**Your tasks:**
(A) In the Wilf Doyle biography, write out everything from "- Born: Wilfred" down to "as lesser known.".
(B) Answer these from the Wilf Doyle biography:
(i) Which organization gave him a Lifetime Achievement Award in 2007?
(ii) At what age did he begin playing the accordion?
(iii) Which labels is he listed with?

**Selection:**
- Born: Wilfred Doyle April 2, 1925 Conception Harbour, Dominion of Newfoundland
- Died: June 8, 2012 (aged 87) St. John's, Newfoundland and Labrador, Canada
- Instrument: Accordion
- Labels: Rodeo, Audat
- Formerly of: Wilf Doyle and His Orchestra

= Wilf Doyle =

Wilf Doyle (2 April 1925 — 8 June 2012) was a Canadian folk musician, generally regarded as one of the pioneers of accordion music of Newfoundland. In 2007, the Newfoundland and Labrador Folk Festival gave him a Lifetime Achievement Award.

Doyle was born in Conception Harbour. He played accordion from the age of nine, and in 1944, started performing with his band, Wilf Doyle and His Orchestra. He was first recorded in 1956 and went on to make 11 records, being regular at TV and radio broadcasts. He performed mainly traditional Newfoundland songs, well-known as well as lesser known.

**Supplied information:**
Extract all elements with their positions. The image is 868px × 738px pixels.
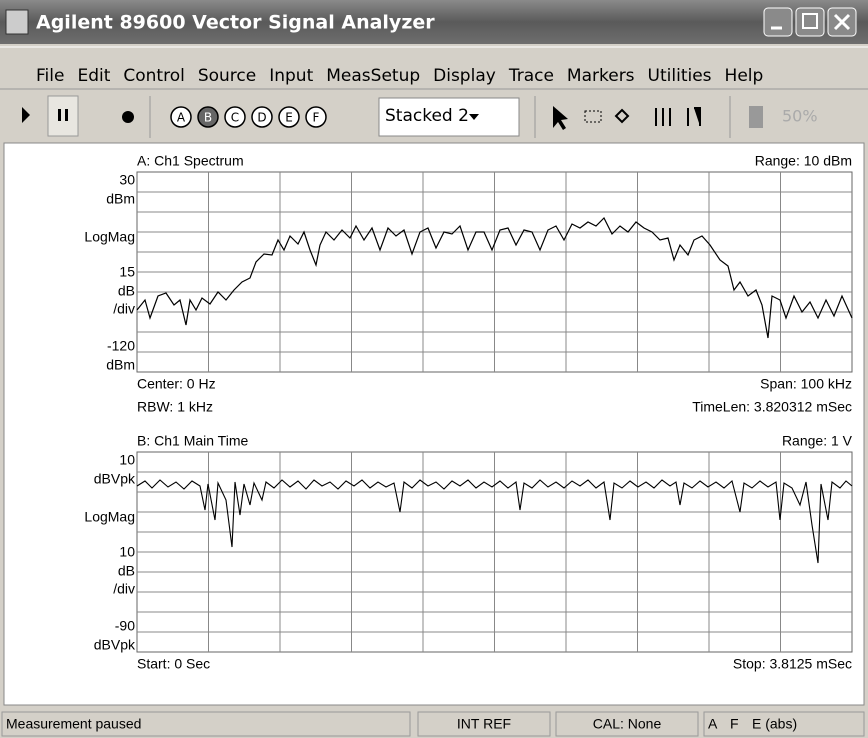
status-message: Measurement paused bbox=[6, 716, 141, 732]
trace-button-label: C bbox=[231, 111, 239, 125]
y-axis-label: LogMag bbox=[84, 229, 135, 245]
y-axis-label: /div bbox=[113, 581, 135, 597]
trace-button-label: E bbox=[285, 111, 293, 125]
menu-bar: File Edit Control Source Input MeasSetup Displ… bbox=[36, 66, 763, 86]
y-axis-label: dB bbox=[118, 563, 135, 579]
trace-label: A: Ch1 Spectrum bbox=[137, 153, 244, 169]
trace-range: Range: 1 V bbox=[782, 433, 853, 449]
y-axis-label: -120 bbox=[107, 338, 135, 354]
toolbar: A B C D E F Stacked 2 50% bbox=[22, 95, 818, 138]
trace-button-label: D bbox=[257, 111, 266, 125]
status-cal: CAL: None bbox=[593, 716, 662, 732]
status-bar: Measurement paused INT REF CAL: None A F E (a… bbox=[1, 711, 865, 737]
footer-left: Start: 0 Sec bbox=[137, 656, 210, 672]
layout-dropdown[interactable] bbox=[378, 97, 520, 137]
y-axis-label: 10 bbox=[119, 544, 135, 560]
maximize-button[interactable] bbox=[795, 7, 825, 37]
time-trace bbox=[136, 479, 853, 564]
spectrum-trace bbox=[136, 216, 853, 339]
y-axis-label: 10 bbox=[119, 452, 135, 468]
window-buttons bbox=[763, 7, 857, 37]
y-axis-label: dBm bbox=[106, 191, 135, 207]
menu-item[interactable]: Control bbox=[123, 66, 184, 86]
y-axis-label: dB bbox=[118, 283, 135, 299]
footer-left: Center: 0 Hz bbox=[137, 376, 216, 392]
window-title: Agilent 89600 Vector Signal Analyzer bbox=[36, 12, 435, 34]
menu-item[interactable]: Input bbox=[269, 66, 313, 86]
trace-button[interactable] bbox=[278, 106, 300, 128]
footer-right: Span: 100 kHz bbox=[760, 376, 852, 392]
y-axis-label: dBm bbox=[106, 357, 135, 373]
display-area bbox=[3, 142, 865, 706]
trace-button[interactable] bbox=[197, 106, 219, 128]
menu-item[interactable]: Edit bbox=[77, 66, 110, 86]
y-axis-label: 30 bbox=[119, 172, 135, 188]
trace-label: B: Ch1 Main Time bbox=[137, 433, 248, 449]
trace-button-label: F bbox=[313, 111, 320, 125]
y-axis-label: 15 bbox=[119, 264, 135, 280]
y-axis-label: LogMag bbox=[84, 509, 135, 525]
trace-button-label: B bbox=[204, 111, 212, 125]
trace-button[interactable] bbox=[224, 106, 246, 128]
trace-button[interactable] bbox=[251, 106, 273, 128]
footer-right: TimeLen: 3.820312 mSec bbox=[692, 399, 852, 415]
zoom-value: 50% bbox=[782, 107, 818, 126]
trace-button[interactable] bbox=[170, 106, 192, 128]
status-flag: E (abs) bbox=[752, 716, 797, 732]
menu-item[interactable]: MeasSetup bbox=[326, 66, 420, 86]
layout-value: Stacked 2 bbox=[385, 106, 469, 126]
footer-left: RBW: 1 kHz bbox=[137, 399, 213, 415]
menu-item[interactable]: Markers bbox=[567, 66, 635, 86]
minimize-button[interactable] bbox=[763, 7, 793, 37]
menu-item[interactable]: Source bbox=[198, 66, 256, 86]
menu-item[interactable]: Display bbox=[433, 66, 496, 86]
menu-item[interactable]: File bbox=[36, 66, 64, 86]
footer-right: Stop: 3.8125 mSec bbox=[733, 656, 852, 672]
app-icon bbox=[5, 9, 29, 35]
y-axis-label: /div bbox=[113, 301, 135, 317]
y-axis-label: dBVpk bbox=[94, 637, 136, 653]
title-bar bbox=[0, 0, 868, 44]
menu-item[interactable]: Utilities bbox=[648, 66, 712, 86]
status-flag: A bbox=[708, 716, 718, 732]
status-flag: F bbox=[730, 716, 739, 732]
y-axis-label: -90 bbox=[115, 618, 135, 634]
status-ref: INT REF bbox=[457, 716, 511, 732]
trace-button[interactable] bbox=[305, 106, 327, 128]
menu-item[interactable]: Help bbox=[725, 66, 764, 86]
trace-range: Range: 10 dBm bbox=[755, 153, 852, 169]
trace-button-label: A bbox=[177, 111, 186, 125]
menu-item[interactable]: Trace bbox=[508, 66, 554, 86]
y-axis-label: dBVpk bbox=[94, 471, 136, 487]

**Answers to each task:**
(A)
- Born: Wilfred Doyle April 2, 1925 Conception Harbour, Dominion of Newfoundland
- Died: June 8, 2012 (aged 87) St. John's, Newfoundland and Labrador, Canada
- Instrument: Accordion
- Labels: Rodeo, Audat
- Formerly of: Wilf Doyle and His Orchestra

= Wilf Doyle =

Wilf Doyle (2 April 1925 — 8 June 2012) was a Canadian folk musician, generally regarded as one of the pioneers of accordion music of Newfoundland. In 2007, the Newfoundland and Labrador Folk Festival gave him a Lifetime Achievement Award.

Doyle was born in Conception Harbour. He played accordion from the age of nine, and in 1944, started performing with his band, Wilf Doyle and His Orchestra. He was first recorded in 1956 and went on to make 11 records, being regular at TV and radio broadcasts. He performed mainly traditional Newfoundland songs, well-known as well as lesser known.

(B)
(i) The Newfoundland and Labrador Folk Festival
(ii) Nine
(iii) Rodeo and Audat